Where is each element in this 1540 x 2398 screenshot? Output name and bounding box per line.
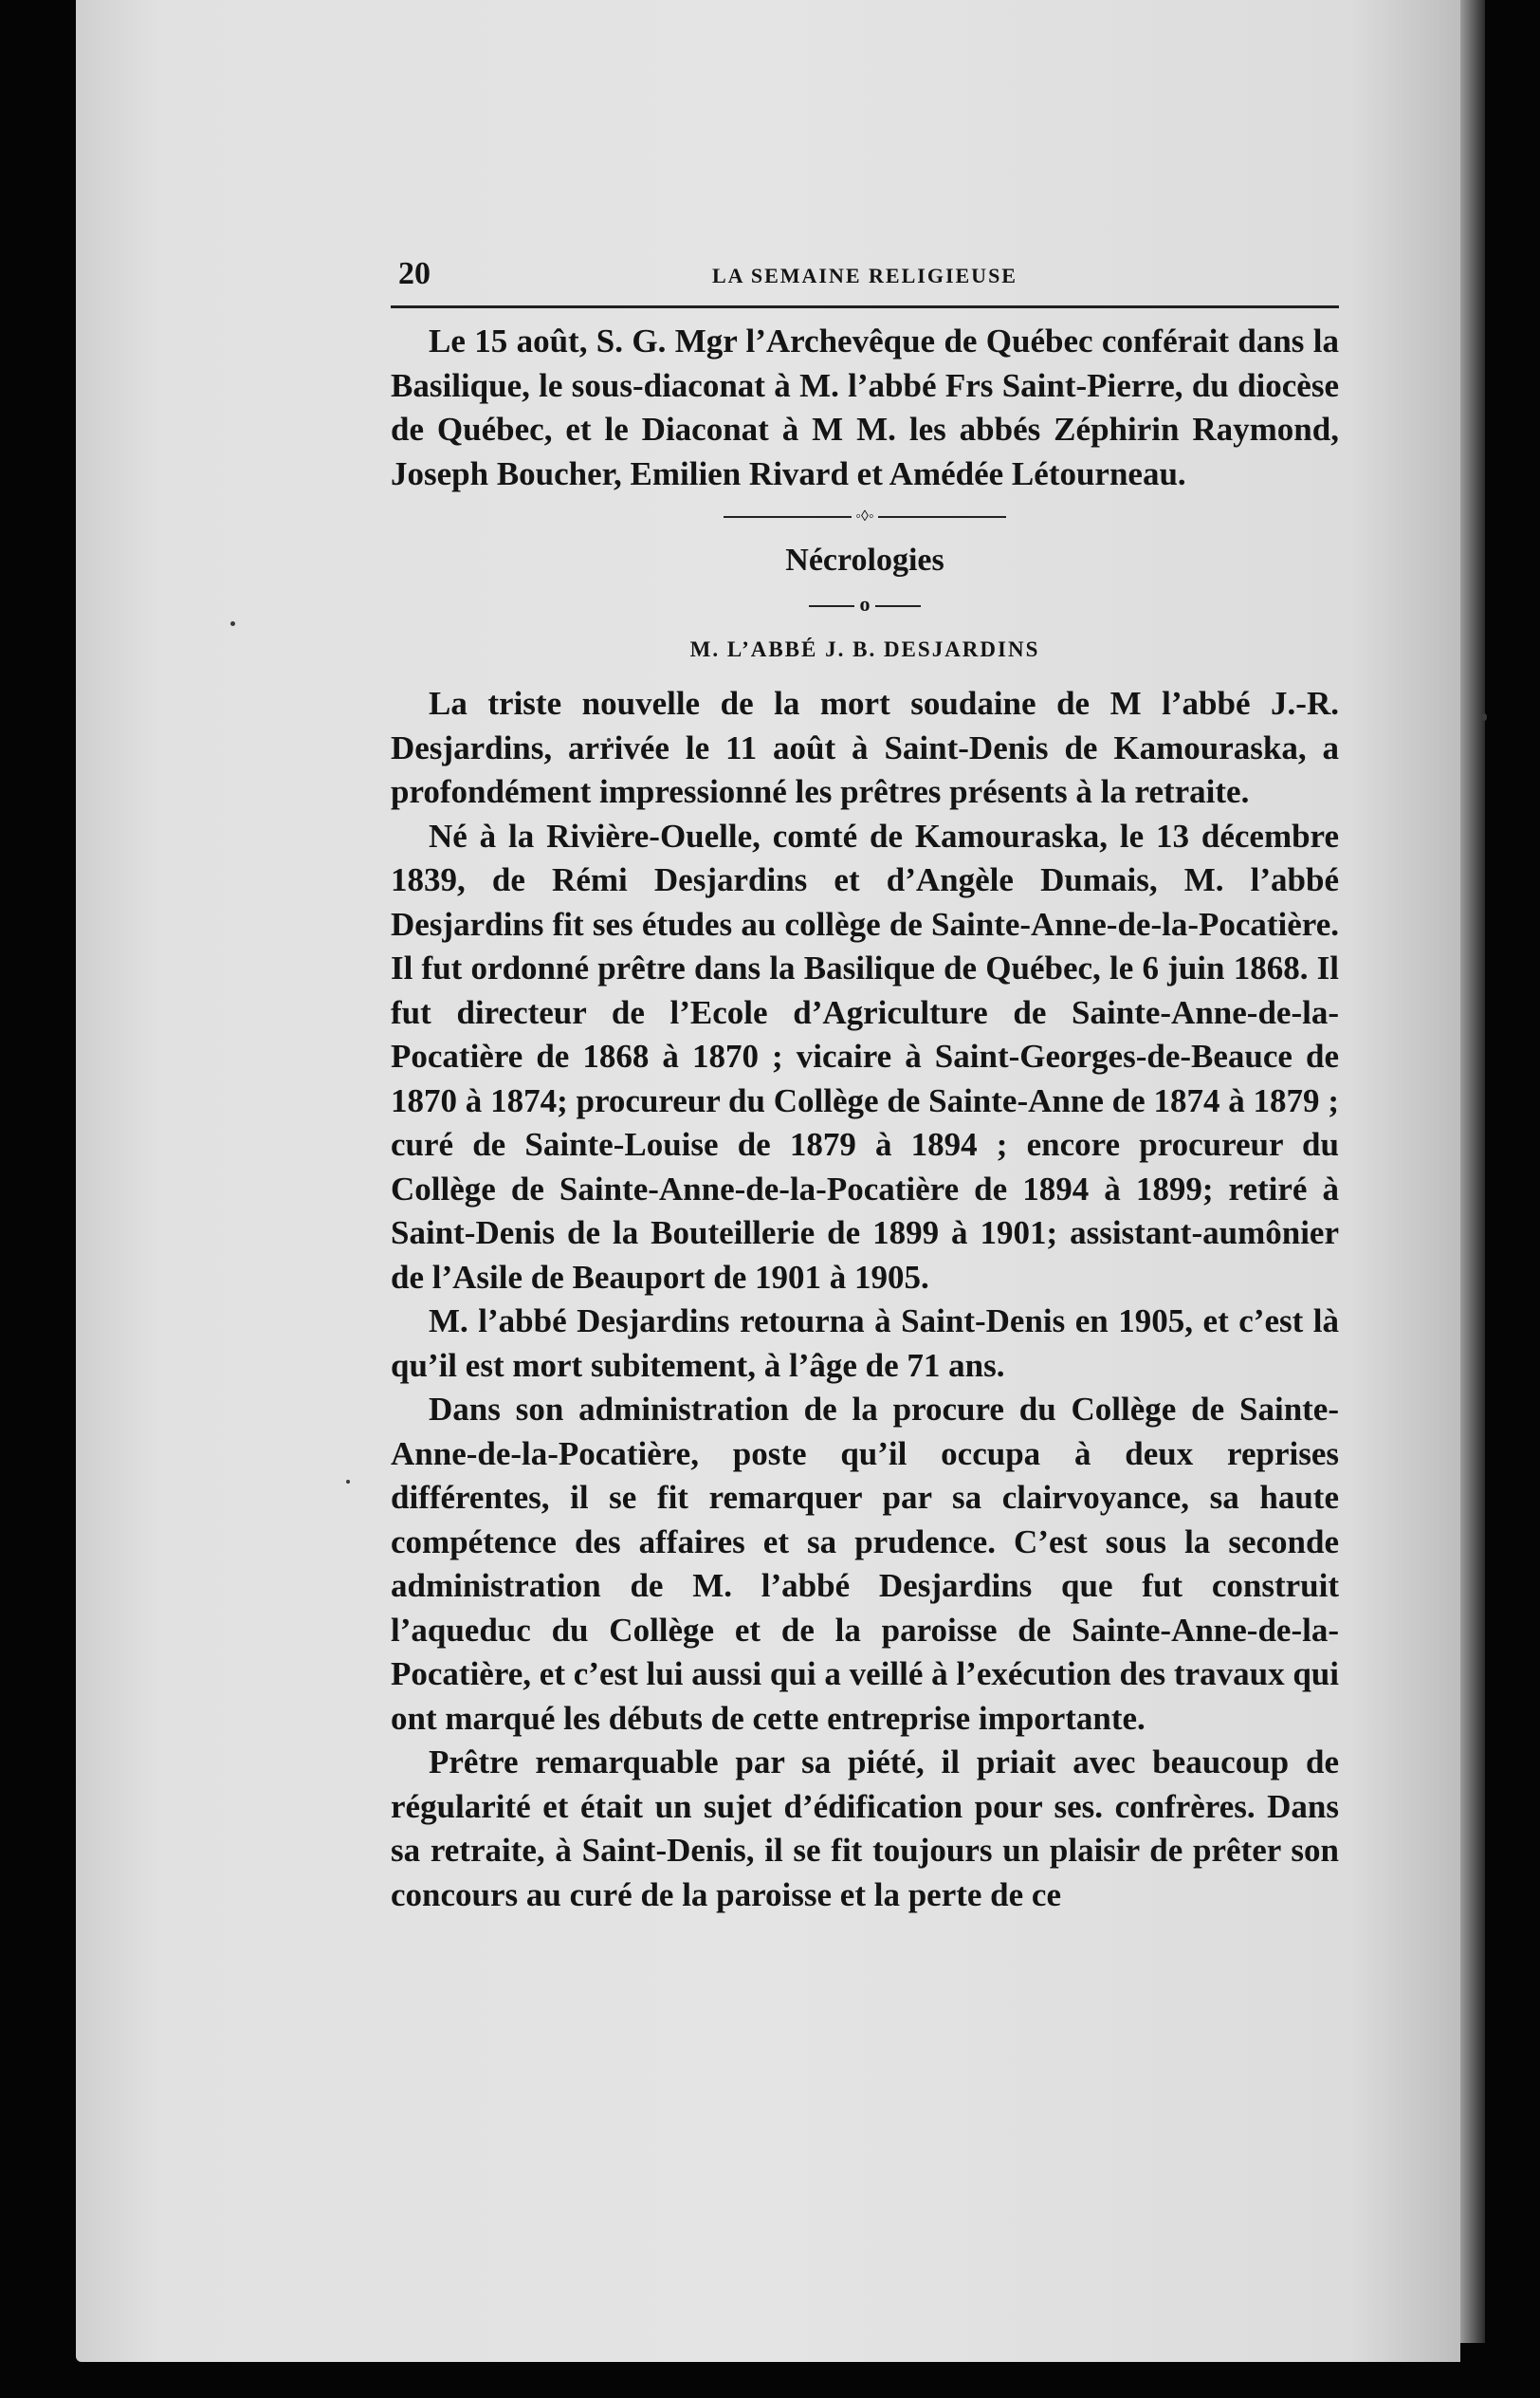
header-rule xyxy=(391,305,1339,308)
body-paragraph: La triste nouvelle de la mort soudaine de M l’abbé J.-R. Desjardins, arrivée le 11 août à Saint-Denis de Kamouraska, a profondément impressionné les prêtres présents à la retraite. xyxy=(391,685,1339,810)
scan-speck xyxy=(230,621,235,626)
running-head xyxy=(391,256,1339,298)
section-title: Nécrologies xyxy=(785,543,944,578)
page-edge-shadow xyxy=(1460,0,1485,2343)
journal-title: LA SEMAINE RELIGIEUSE xyxy=(712,264,1018,287)
separator-mark: o xyxy=(859,592,871,616)
obituary-subtitle: M. L’ABBÉ J. B. DESJARDINS xyxy=(689,637,1040,661)
section-ornament xyxy=(391,498,1339,536)
ornament-line-right xyxy=(878,516,1006,518)
scan-speck xyxy=(346,1480,350,1484)
separator-line-right xyxy=(875,605,921,607)
page-number: 20 xyxy=(398,256,431,291)
body-paragraph: Dans son administration de la procure du Collège de Sainte-Anne-de-la-Pocatière, poste qu’il occupa à deux reprises différentes, il se fit remarquer par sa clairvoyance, sa haute compétence des affaires et sa prudence. C’est sous la seconde administration de M. l’abbé Desjardins que fut construit l’aqueduc du Collège et de la paroisse de Sainte-Anne-de-la-Pocatière, et c’est lui aussi qui a veillé à l’exécution des travaux qui ont marqué les débuts de cette entreprise importante. xyxy=(391,1391,1339,1737)
small-separator xyxy=(391,585,1339,623)
scan-speck xyxy=(1481,713,1487,721)
body-paragraph: M. l’abbé Desjardins retourna à Saint-Denis en 1905, et c’est là qu’il est mort subitement, à l’âge de 71 ans. xyxy=(391,1302,1339,1384)
page-text xyxy=(391,256,1339,1917)
ornament-mark: ◦◊◦ xyxy=(855,508,874,525)
body-paragraph: Prêtre remarquable par sa piété, il priait avec beaucoup de régularité et était un sujet d’édification pour ses. confrères. Dans sa retraite, à Saint-Denis, il se fit toujours un plaisir de prêter son concours au curé de la paroisse et la perte de ce xyxy=(391,1743,1339,1913)
body-paragraph: Né à la Rivière-Ouelle, comté de Kamouraska, le 13 décembre 1839, de Rémi Desjardins et d’Angèle Dumais, M. l’abbé Desjardins fit ses études au collège de Sainte-Anne-de-la-Pocatière. Il fut ordonné prêtre dans la Basilique de Québec, le 6 juin 1868. Il fut directeur de l’Ecole d’Agriculture de Sainte-Anne-de-la-Pocatière de 1868 à 1870 ; vicaire à Saint-Georges-de-Beauce de 1870 à 1874; procureur du Collège de Sainte-Anne de 1874 à 1879 ; curé de Sainte-Louise de 1879 à 1894 ; encore procureur du Collège de Sainte-Anne-de-la-Pocatière de 1894 à 1899; retiré à Saint-Denis de la Bouteillerie de 1899 à 1901; assistant-aumônier de l’Asile de Beauport de 1901 à 1905. xyxy=(391,817,1339,1296)
ornament-line-left xyxy=(724,516,852,518)
separator-line-left xyxy=(809,605,854,607)
intro-paragraph: Le 15 août, S. G. Mgr l’Archevêque de Québec conférait dans la Basilique, le sous-diaconat à M. l’abbé Frs Saint-Pierre, du diocèse de Québec, et le Diaconat à M M. les abbés Zéphirin Raymond, Joseph Boucher, Emilien Rivard et Amédée Létourneau. xyxy=(391,323,1339,492)
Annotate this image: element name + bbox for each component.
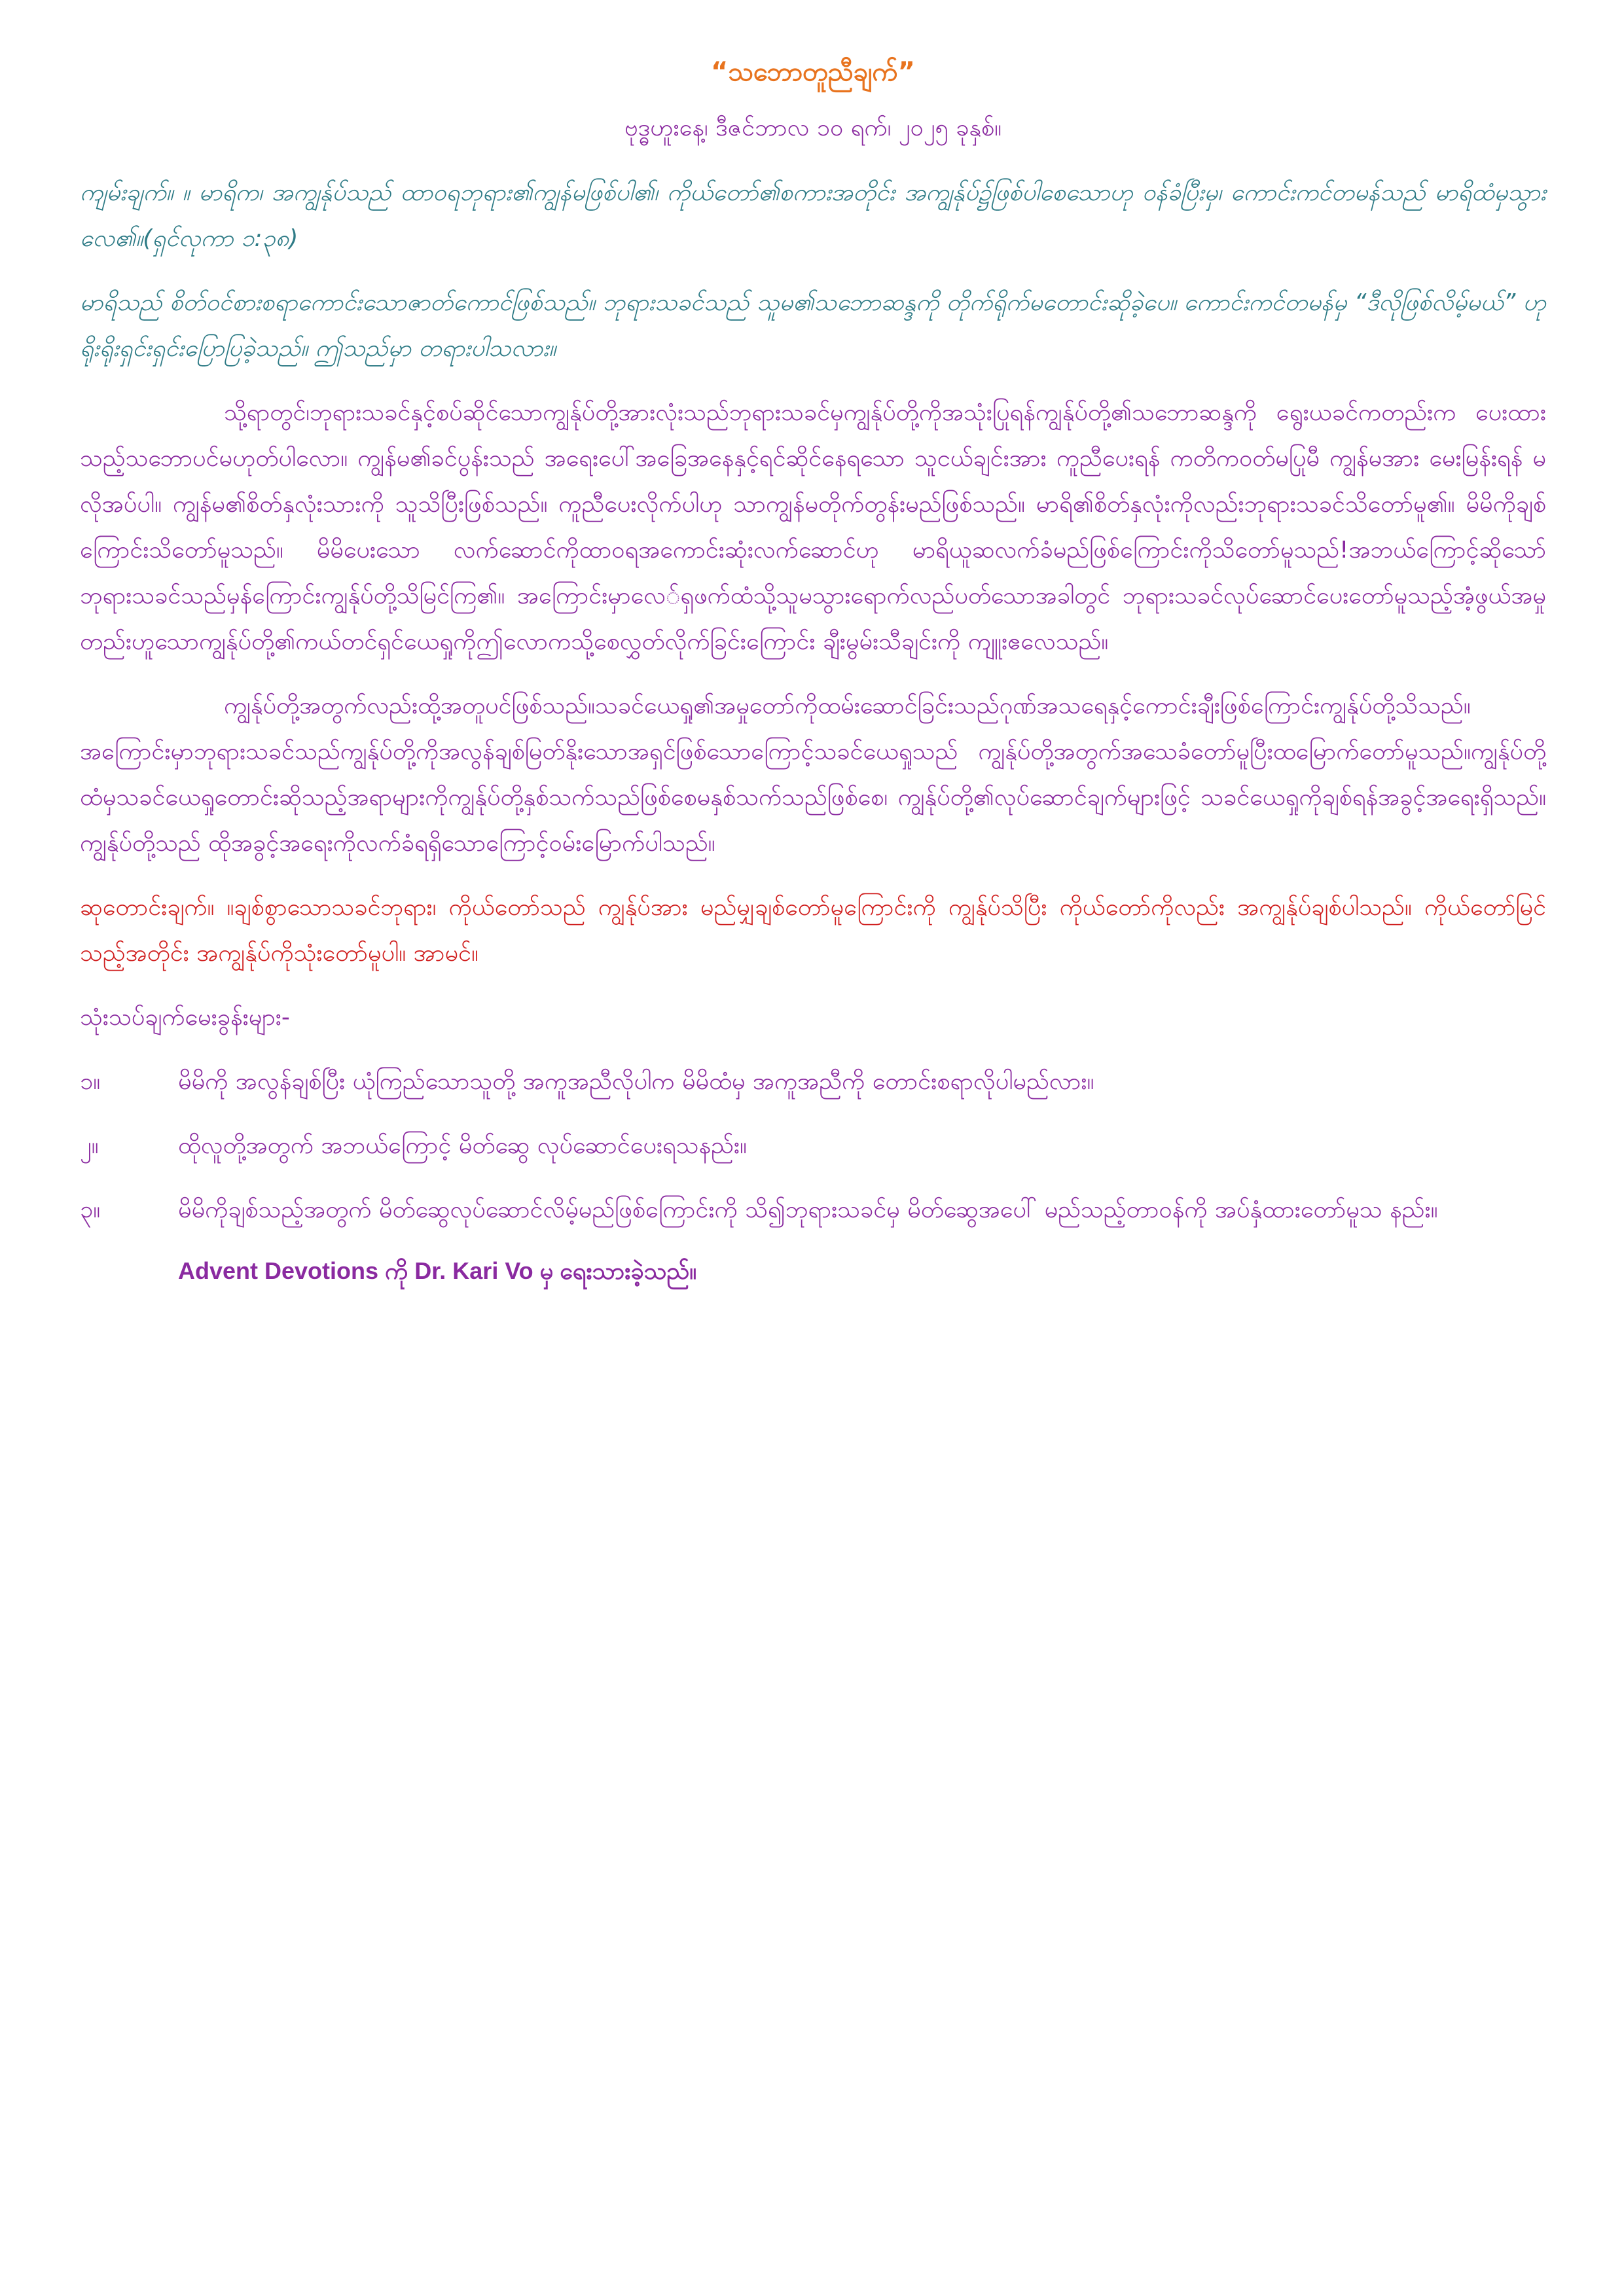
question-text: မိမိကိုချစ်သည့်အတွက် မိတ်ဆွေလုပ်ဆောင်လိမ့်မည်ဖြစ်ကြောင်းကို သိ၍ဘုရားသခင်မှ မိတ်ဆွေအပေါ် မည်သည့်တာဝန်ကို အပ်နှံထားတော်မူသ နည်း။	[178, 1196, 1438, 1223]
devotion-page	[80, 52, 1546, 1291]
question-item	[80, 1187, 1546, 1233]
questions-heading: သုံးသပ်ချက်မေးခွန်းများ-	[80, 1004, 290, 1031]
question-number: ၁။	[80, 1068, 101, 1095]
question-text: ထိုလူတို့အတွက် အဘယ်ကြောင့် မိတ်ဆွေ လုပ်ဆောင်ပေးရသနည်း။	[178, 1132, 747, 1159]
page-title: “သဘောတူညီချက်”	[711, 57, 915, 87]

## TASK TO CARRY OUT
Copy out every line of the listing above character for character, leaving out the pictures.

## EXERCISE OUTPUT
Where is each element in this 1540 x 2398 screenshot? Output name and bounding box per line.
header-rule xyxy=(391,305,1339,308)
body-paragraph: La triste nouvelle de la mort soudaine de M l’abbé J.-R. Desjardins, arrivée le 11 août à Saint-Denis de Kamouraska, a profondément impressionné les prêtres présents à la retraite. xyxy=(391,685,1339,810)
scan-speck xyxy=(230,621,235,626)
running-head xyxy=(391,256,1339,298)
section-title: Nécrologies xyxy=(785,543,944,578)
page-edge-shadow xyxy=(1460,0,1485,2343)
journal-title: LA SEMAINE RELIGIEUSE xyxy=(712,264,1018,287)
separator-mark: o xyxy=(859,592,871,616)
obituary-subtitle: M. L’ABBÉ J. B. DESJARDINS xyxy=(689,637,1040,661)
section-ornament xyxy=(391,498,1339,536)
ornament-line-right xyxy=(878,516,1006,518)
scan-speck xyxy=(346,1480,350,1484)
separator-line-right xyxy=(875,605,921,607)
page-number: 20 xyxy=(398,256,431,291)
body-paragraph: Dans son administration de la procure du Collège de Sainte-Anne-de-la-Pocatière, poste qu’il occupa à deux reprises différentes, il se fit remarquer par sa clairvoyance, sa haute compétence des affaires et sa prudence. C’est sous la seconde administration de M. l’abbé Desjardins que fut construit l’aqueduc du Collège et de la paroisse de Sainte-Anne-de-la-Pocatière, et c’est lui aussi qui a veillé à l’exécution des travaux qui ont marqué les débuts de cette entreprise importante. xyxy=(391,1391,1339,1737)
small-separator xyxy=(391,585,1339,623)
scan-speck xyxy=(1481,713,1487,721)
body-paragraph: M. l’abbé Desjardins retourna à Saint-Denis en 1905, et c’est là qu’il est mort subitement, à l’âge de 71 ans. xyxy=(391,1302,1339,1384)
page-text xyxy=(391,256,1339,1917)
ornament-mark: ◦◊◦ xyxy=(855,508,874,525)
body-paragraph: Prêtre remarquable par sa piété, il priait avec beaucoup de régularité et était un sujet d’édification pour ses. confrères. Dans sa retraite, à Saint-Denis, il se fit toujours un plaisir de prêter son concours au curé de la paroisse et la perte de ce xyxy=(391,1743,1339,1913)
body-paragraph: Né à la Rivière-Ouelle, comté de Kamouraska, le 13 décembre 1839, de Rémi Desjardins et d’Angèle Dumais, M. l’abbé Desjardins fit ses études au collège de Sainte-Anne-de-la-Pocatière. Il fut ordonné prêtre dans la Basilique de Québec, le 6 juin 1868. Il fut directeur de l’Ecole d’Agriculture de Sainte-Anne-de-la-Pocatière de 1868 à 1870 ; vicaire à Saint-Georges-de-Beauce de 1870 à 1874; procureur du Collège de Sainte-Anne de 1874 à 1879 ; curé de Sainte-Louise de 1879 à 1894 ; encore procureur du Collège de Sainte-Anne-de-la-Pocatière de 1894 à 1899; retiré à Saint-Denis de la Bouteillerie de 1899 à 1901; assistant-aumônier de l’Asile de Beauport de 1901 à 1905. xyxy=(391,817,1339,1296)
ornament-line-left xyxy=(724,516,852,518)
separator-line-left xyxy=(809,605,854,607)
intro-paragraph: Le 15 août, S. G. Mgr l’Archevêque de Québec conférait dans la Basilique, le sous-diaconat à M. l’abbé Frs Saint-Pierre, du diocèse de Québec, et le Diaconat à M M. les abbés Zéphirin Raymond, Joseph Boucher, Emilien Rivard et Amédée Létourneau. xyxy=(391,323,1339,492)
Annotate this image: element name + bbox for each component.
question-text: မိမိကိုချစ်သည့်အတွက် မိတ်ဆွေလုပ်ဆောင်လိမ့်မည်ဖြစ်ကြောင်းကို သိ၍ဘုရားသခင်မှ မိတ်ဆွေအပေါ် မည်သည့်တာဝန်ကို အပ်နှံထားတော်မူသ နည်း။	[178, 1196, 1438, 1223]
devotion-page	[80, 52, 1546, 1291]
question-item	[80, 1187, 1546, 1233]
questions-heading: သုံးသပ်ချက်မေးခွန်းများ-	[80, 1004, 290, 1031]
question-number: ၁။	[80, 1068, 101, 1095]
question-text: ထိုလူတို့အတွက် အဘယ်ကြောင့် မိတ်ဆွေ လုပ်ဆောင်ပေးရသနည်း။	[178, 1132, 747, 1159]
page-title: “သဘောတူညီချက်”	[711, 57, 915, 87]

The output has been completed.